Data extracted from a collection
....

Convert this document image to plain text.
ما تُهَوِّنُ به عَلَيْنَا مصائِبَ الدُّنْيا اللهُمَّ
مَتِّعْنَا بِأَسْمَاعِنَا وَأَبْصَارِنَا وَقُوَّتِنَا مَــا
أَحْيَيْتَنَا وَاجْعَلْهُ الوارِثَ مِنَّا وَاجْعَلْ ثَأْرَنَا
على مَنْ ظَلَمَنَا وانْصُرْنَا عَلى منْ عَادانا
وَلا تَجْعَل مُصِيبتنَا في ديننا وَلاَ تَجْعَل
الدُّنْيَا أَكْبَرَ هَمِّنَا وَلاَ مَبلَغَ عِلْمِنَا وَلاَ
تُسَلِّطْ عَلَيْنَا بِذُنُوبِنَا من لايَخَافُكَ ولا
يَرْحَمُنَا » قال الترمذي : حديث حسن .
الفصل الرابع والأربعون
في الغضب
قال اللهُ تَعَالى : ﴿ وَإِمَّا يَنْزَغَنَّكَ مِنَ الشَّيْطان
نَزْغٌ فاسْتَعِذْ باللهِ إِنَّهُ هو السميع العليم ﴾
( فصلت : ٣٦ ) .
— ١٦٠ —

....

Task:
Write out all records exactly, keeping every detail.

Complete response:
Convert this document image to plain text.
ما تُهَوِّنُ به عَلَيْنَا مصائِبَ الدُّنْيا اللهُمَّ
مَتِّعْنَا بِأَسْمَاعِنَا وَأَبْصَارِنَا وَقُوَّتِنَا مَــا
أَحْيَيْتَنَا وَاجْعَلْهُ الوارِثَ مِنَّا وَاجْعَلْ ثَأْرَنَا
على مَنْ ظَلَمَنَا وانْصُرْنَا عَلى منْ عَادانا
وَلا تَجْعَل مُصِيبتنَا في ديننا وَلاَ تَجْعَل
الدُّنْيَا أَكْبَرَ هَمِّنَا وَلاَ مَبلَغَ عِلْمِنَا وَلاَ
تُسَلِّطْ عَلَيْنَا بِذُنُوبِنَا من لايَخَافُكَ ولا
يَرْحَمُنَا » قال الترمذي : حديث حسن .
الفصل الرابع والأربعون
في الغضب
قال اللهُ تَعَالى : ﴿ وَإِمَّا يَنْزَغَنَّكَ مِنَ الشَّيْطان
نَزْغٌ فاسْتَعِذْ باللهِ إِنَّهُ هو السميع العليم ﴾
( فصلت : ٣٦ ) .
— ١٦٠ —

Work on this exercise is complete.